### Exercise prompt
Locate all lines with the word "JSON" and copy them out.

╔══

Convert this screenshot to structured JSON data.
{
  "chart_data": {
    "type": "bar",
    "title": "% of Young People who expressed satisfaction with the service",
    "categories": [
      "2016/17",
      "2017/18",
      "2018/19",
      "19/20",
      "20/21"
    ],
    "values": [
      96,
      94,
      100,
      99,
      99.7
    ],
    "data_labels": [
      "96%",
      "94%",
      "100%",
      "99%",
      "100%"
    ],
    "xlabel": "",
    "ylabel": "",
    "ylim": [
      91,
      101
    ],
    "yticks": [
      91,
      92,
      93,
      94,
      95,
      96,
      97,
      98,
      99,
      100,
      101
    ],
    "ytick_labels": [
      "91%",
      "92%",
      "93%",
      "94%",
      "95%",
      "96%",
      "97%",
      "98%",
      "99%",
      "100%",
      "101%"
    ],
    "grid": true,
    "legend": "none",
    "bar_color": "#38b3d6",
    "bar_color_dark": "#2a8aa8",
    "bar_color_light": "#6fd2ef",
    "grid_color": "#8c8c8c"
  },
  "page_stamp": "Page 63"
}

╚══
╔══

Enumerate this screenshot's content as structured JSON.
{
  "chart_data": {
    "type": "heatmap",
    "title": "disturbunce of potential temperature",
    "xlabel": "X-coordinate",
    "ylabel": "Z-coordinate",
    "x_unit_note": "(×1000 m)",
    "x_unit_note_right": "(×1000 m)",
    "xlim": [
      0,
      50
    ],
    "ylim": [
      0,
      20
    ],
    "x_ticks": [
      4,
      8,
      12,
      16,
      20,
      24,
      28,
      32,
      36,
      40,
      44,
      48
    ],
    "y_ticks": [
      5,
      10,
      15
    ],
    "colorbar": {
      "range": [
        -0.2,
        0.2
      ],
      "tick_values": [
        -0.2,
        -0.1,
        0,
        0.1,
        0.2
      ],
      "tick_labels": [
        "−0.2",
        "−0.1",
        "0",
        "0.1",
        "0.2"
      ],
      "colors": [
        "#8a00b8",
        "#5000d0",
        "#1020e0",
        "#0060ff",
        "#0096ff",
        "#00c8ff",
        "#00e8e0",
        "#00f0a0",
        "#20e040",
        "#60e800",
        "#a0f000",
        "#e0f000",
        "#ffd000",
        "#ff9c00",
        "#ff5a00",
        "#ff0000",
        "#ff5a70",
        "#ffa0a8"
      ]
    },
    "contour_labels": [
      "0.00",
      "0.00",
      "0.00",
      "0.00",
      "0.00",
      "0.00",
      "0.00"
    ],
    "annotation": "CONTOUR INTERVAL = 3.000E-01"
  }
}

╚══
╔══

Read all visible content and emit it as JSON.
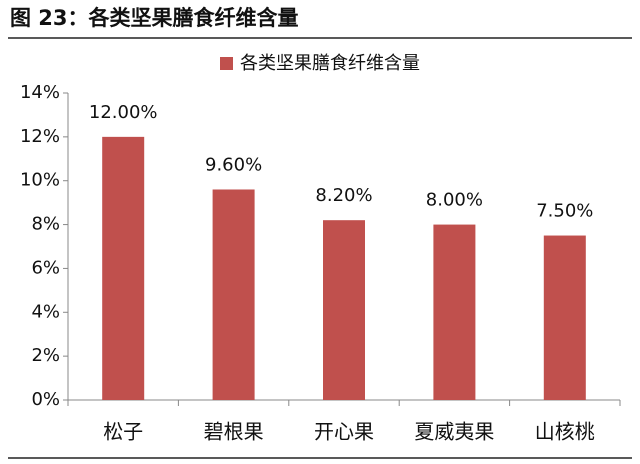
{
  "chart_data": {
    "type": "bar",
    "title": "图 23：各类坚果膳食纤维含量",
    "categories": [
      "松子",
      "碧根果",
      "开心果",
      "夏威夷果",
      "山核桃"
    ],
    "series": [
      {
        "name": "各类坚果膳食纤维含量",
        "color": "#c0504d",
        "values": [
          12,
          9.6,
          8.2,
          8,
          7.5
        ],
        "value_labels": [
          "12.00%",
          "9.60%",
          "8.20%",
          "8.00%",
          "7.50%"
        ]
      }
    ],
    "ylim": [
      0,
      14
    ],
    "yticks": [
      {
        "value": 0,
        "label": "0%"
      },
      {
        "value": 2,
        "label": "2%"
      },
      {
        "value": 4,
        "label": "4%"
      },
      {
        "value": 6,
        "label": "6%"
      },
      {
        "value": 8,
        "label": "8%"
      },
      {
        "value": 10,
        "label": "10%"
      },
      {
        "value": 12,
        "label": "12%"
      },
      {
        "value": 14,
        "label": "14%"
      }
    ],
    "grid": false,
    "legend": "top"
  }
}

╚══

### Output for this task
Convert this screenshot to structured JSON data.
Enumerate this screenshot's content as structured JSON.
Read all visible content and emit it as JSON.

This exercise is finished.